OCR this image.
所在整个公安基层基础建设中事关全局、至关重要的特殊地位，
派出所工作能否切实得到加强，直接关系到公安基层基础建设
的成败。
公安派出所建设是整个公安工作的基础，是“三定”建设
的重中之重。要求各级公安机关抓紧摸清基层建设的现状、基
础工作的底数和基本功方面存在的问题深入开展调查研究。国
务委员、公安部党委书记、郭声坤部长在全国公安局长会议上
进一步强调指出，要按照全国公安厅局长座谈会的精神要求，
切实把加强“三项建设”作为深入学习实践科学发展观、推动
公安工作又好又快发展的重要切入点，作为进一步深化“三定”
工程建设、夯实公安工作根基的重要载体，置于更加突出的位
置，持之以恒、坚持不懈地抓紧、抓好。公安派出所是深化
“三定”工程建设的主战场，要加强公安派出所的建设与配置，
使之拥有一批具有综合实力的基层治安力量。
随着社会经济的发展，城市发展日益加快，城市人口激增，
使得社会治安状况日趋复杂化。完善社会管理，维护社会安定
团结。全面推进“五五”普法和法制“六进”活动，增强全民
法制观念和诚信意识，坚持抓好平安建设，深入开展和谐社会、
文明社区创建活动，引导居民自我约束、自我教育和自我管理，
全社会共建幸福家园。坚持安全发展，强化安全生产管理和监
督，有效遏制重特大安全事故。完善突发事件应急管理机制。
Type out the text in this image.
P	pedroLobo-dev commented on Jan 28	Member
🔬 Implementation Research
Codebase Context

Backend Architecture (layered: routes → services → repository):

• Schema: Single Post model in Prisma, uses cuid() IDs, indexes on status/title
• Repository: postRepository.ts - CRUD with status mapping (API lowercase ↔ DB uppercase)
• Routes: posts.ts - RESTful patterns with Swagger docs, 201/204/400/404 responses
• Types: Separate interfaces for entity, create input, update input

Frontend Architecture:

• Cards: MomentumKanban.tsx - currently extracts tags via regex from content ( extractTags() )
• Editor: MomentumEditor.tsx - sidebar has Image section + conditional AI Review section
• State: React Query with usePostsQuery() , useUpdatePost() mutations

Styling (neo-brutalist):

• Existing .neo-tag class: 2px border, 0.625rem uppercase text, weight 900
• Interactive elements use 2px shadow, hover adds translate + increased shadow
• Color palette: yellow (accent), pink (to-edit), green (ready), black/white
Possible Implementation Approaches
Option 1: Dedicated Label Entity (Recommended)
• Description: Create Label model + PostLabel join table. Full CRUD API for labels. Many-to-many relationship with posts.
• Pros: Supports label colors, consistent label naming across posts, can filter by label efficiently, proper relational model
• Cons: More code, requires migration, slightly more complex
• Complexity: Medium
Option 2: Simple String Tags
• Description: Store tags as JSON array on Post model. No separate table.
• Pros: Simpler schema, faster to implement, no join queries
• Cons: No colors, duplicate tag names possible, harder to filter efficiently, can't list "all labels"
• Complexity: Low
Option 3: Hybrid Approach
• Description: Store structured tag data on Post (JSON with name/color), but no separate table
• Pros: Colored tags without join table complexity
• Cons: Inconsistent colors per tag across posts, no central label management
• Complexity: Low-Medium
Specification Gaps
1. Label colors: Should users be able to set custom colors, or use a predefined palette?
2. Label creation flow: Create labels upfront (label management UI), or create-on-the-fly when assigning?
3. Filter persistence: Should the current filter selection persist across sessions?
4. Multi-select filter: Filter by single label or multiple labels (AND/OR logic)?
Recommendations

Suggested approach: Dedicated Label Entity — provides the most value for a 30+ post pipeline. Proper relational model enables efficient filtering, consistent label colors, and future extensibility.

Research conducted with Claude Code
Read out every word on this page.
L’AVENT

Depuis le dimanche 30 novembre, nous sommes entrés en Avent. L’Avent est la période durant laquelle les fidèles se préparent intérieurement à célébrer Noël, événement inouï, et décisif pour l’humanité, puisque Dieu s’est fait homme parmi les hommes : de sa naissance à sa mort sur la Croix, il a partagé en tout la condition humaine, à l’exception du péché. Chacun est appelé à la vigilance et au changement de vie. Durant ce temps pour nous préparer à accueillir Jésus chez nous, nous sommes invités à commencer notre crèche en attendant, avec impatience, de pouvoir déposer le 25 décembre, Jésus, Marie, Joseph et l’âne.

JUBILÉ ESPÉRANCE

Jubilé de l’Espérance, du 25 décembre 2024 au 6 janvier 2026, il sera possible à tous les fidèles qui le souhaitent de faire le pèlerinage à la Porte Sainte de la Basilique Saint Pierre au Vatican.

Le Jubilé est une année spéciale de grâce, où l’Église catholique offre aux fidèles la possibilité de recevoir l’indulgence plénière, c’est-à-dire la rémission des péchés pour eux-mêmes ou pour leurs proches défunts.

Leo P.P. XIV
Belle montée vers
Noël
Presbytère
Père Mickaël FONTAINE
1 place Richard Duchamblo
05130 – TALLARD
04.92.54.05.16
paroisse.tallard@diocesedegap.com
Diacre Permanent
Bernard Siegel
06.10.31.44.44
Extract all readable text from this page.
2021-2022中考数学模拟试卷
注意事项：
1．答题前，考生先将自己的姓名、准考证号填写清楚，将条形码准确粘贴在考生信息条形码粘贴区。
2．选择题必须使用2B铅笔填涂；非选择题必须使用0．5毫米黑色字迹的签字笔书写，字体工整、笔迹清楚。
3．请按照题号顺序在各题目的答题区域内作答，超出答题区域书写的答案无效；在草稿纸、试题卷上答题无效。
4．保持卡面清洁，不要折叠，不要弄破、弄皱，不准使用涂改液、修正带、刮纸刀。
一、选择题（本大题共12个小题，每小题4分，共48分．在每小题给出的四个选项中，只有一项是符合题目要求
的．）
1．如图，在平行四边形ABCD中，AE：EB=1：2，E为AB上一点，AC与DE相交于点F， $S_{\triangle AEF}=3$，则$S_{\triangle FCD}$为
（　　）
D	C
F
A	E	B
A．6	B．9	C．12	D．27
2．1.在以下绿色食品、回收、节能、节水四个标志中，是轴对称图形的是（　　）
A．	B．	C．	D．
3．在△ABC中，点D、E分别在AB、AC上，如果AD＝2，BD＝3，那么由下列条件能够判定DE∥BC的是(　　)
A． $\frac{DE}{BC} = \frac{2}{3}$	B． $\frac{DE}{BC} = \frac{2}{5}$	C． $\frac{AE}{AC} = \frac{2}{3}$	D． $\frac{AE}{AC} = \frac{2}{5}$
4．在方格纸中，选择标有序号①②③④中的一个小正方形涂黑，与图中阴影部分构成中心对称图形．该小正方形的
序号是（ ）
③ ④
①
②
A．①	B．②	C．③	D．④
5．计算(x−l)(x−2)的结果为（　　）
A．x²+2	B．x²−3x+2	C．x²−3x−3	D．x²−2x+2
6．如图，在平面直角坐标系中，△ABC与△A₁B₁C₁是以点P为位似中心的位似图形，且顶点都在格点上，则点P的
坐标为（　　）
------------
● **INSTRUCTIONS TO FOLLOW**
Please reproduce the entire listing, exactly as shown.

● **RESULT OF THIS TASK**
OCR this image.
所在整个公安基层基础建设中事关全局、至关重要的特殊地位，
派出所工作能否切实得到加强，直接关系到公安基层基础建设
的成败。
公安派出所建设是整个公安工作的基础，是“三定”建设
的重中之重。要求各级公安机关抓紧摸清基层建设的现状、基
础工作的底数和基本功方面存在的问题深入开展调查研究。国
务委员、公安部党委书记、郭声坤部长在全国公安局长会议上
进一步强调指出，要按照全国公安厅局长座谈会的精神要求，
切实把加强“三项建设”作为深入学习实践科学发展观、推动
公安工作又好又快发展的重要切入点，作为进一步深化“三定”
工程建设、夯实公安工作根基的重要载体，置于更加突出的位
置，持之以恒、坚持不懈地抓紧、抓好。公安派出所是深化
“三定”工程建设的主战场，要加强公安派出所的建设与配置，
使之拥有一批具有综合实力的基层治安力量。
随着社会经济的发展，城市发展日益加快，城市人口激增，
使得社会治安状况日趋复杂化。完善社会管理，维护社会安定
团结。全面推进“五五”普法和法制“六进”活动，增强全民
法制观念和诚信意识，坚持抓好平安建设，深入开展和谐社会、
文明社区创建活动，引导居民自我约束、自我教育和自我管理，
全社会共建幸福家园。坚持安全发展，强化安全生产管理和监
督，有效遏制重特大安全事故。完善突发事件应急管理机制。
Type out the text in this image.
P	pedroLobo-dev commented on Jan 28	Member
🔬 Implementation Research
Codebase Context

Backend Architecture (layered: routes → services → repository):

• Schema: Single Post model in Prisma, uses cuid() IDs, indexes on status/title
• Repository: postRepository.ts - CRUD with status mapping (API lowercase ↔ DB uppercase)
• Routes: posts.ts - RESTful patterns with Swagger docs, 201/204/400/404 responses
• Types: Separate interfaces for entity, create input, update input

Frontend Architecture:

• Cards: MomentumKanban.tsx - currently extracts tags via regex from content ( extractTags() )
• Editor: MomentumEditor.tsx - sidebar has Image section + conditional AI Review section
• State: React Query with usePostsQuery() , useUpdatePost() mutations

Styling (neo-brutalist):

• Existing .neo-tag class: 2px border, 0.625rem uppercase text, weight 900
• Interactive elements use 2px shadow, hover adds translate + increased shadow
• Color palette: yellow (accent), pink (to-edit), green (ready), black/white
Possible Implementation Approaches
Option 1: Dedicated Label Entity (Recommended)
• Description: Create Label model + PostLabel join table. Full CRUD API for labels. Many-to-many relationship with posts.
• Pros: Supports label colors, consistent label naming across posts, can filter by label efficiently, proper relational model
• Cons: More code, requires migration, slightly more complex
• Complexity: Medium
Option 2: Simple String Tags
• Description: Store tags as JSON array on Post model. No separate table.
• Pros: Simpler schema, faster to implement, no join queries
• Cons: No colors, duplicate tag names possible, harder to filter efficiently, can't list "all labels"
• Complexity: Low
Option 3: Hybrid Approach
• Description: Store structured tag data on Post (JSON with name/color), but no separate table
• Pros: Colored tags without join table complexity
• Cons: Inconsistent colors per tag across posts, no central label management
• Complexity: Low-Medium
Specification Gaps
1. Label colors: Should users be able to set custom colors, or use a predefined palette?
2. Label creation flow: Create labels upfront (label management UI), or create-on-the-fly when assigning?
3. Filter persistence: Should the current filter selection persist across sessions?
4. Multi-select filter: Filter by single label or multiple labels (AND/OR logic)?
Recommendations

Suggested approach: Dedicated Label Entity — provides the most value for a 30+ post pipeline. Proper relational model enables efficient filtering, consistent label colors, and future extensibility.

Research conducted with Claude Code
Read out every word on this page.
L’AVENT

Depuis le dimanche 30 novembre, nous sommes entrés en Avent. L’Avent est la période durant laquelle les fidèles se préparent intérieurement à célébrer Noël, événement inouï, et décisif pour l’humanité, puisque Dieu s’est fait homme parmi les hommes : de sa naissance à sa mort sur la Croix, il a partagé en tout la condition humaine, à l’exception du péché. Chacun est appelé à la vigilance et au changement de vie. Durant ce temps pour nous préparer à accueillir Jésus chez nous, nous sommes invités à commencer notre crèche en attendant, avec impatience, de pouvoir déposer le 25 décembre, Jésus, Marie, Joseph et l’âne.

JUBILÉ ESPÉRANCE

Jubilé de l’Espérance, du 25 décembre 2024 au 6 janvier 2026, il sera possible à tous les fidèles qui le souhaitent de faire le pèlerinage à la Porte Sainte de la Basilique Saint Pierre au Vatican.

Le Jubilé est une année spéciale de grâce, où l’Église catholique offre aux fidèles la possibilité de recevoir l’indulgence plénière, c’est-à-dire la rémission des péchés pour eux-mêmes ou pour leurs proches défunts.

Leo P.P. XIV
Belle montée vers
Noël
Presbytère
Père Mickaël FONTAINE
1 place Richard Duchamblo
05130 – TALLARD
04.92.54.05.16
paroisse.tallard@diocesedegap.com
Diacre Permanent
Bernard Siegel
06.10.31.44.44
Extract all readable text from this page.
2021-2022中考数学模拟试卷
注意事项：
1．答题前，考生先将自己的姓名、准考证号填写清楚，将条形码准确粘贴在考生信息条形码粘贴区。
2．选择题必须使用2B铅笔填涂；非选择题必须使用0．5毫米黑色字迹的签字笔书写，字体工整、笔迹清楚。
3．请按照题号顺序在各题目的答题区域内作答，超出答题区域书写的答案无效；在草稿纸、试题卷上答题无效。
4．保持卡面清洁，不要折叠，不要弄破、弄皱，不准使用涂改液、修正带、刮纸刀。
一、选择题（本大题共12个小题，每小题4分，共48分．在每小题给出的四个选项中，只有一项是符合题目要求
的．）
1．如图，在平行四边形ABCD中，AE：EB=1：2，E为AB上一点，AC与DE相交于点F， $S_{\triangle AEF}=3$，则$S_{\triangle FCD}$为
（　　）
D	C
F
A	E	B
A．6	B．9	C．12	D．27
2．1.在以下绿色食品、回收、节能、节水四个标志中，是轴对称图形的是（　　）
A．	B．	C．	D．
3．在△ABC中，点D、E分别在AB、AC上，如果AD＝2，BD＝3，那么由下列条件能够判定DE∥BC的是(　　)
A． $\frac{DE}{BC} = \frac{2}{3}$	B． $\frac{DE}{BC} = \frac{2}{5}$	C． $\frac{AE}{AC} = \frac{2}{3}$	D． $\frac{AE}{AC} = \frac{2}{5}$
4．在方格纸中，选择标有序号①②③④中的一个小正方形涂黑，与图中阴影部分构成中心对称图形．该小正方形的
序号是（ ）
③ ④
①
②
A．①	B．②	C．③	D．④
5．计算(x−l)(x−2)的结果为（　　）
A．x²+2	B．x²−3x+2	C．x²−3x−3	D．x²−2x+2
6．如图，在平面直角坐标系中，△ABC与△A₁B₁C₁是以点P为位似中心的位似图形，且顶点都在格点上，则点P的
坐标为（　　）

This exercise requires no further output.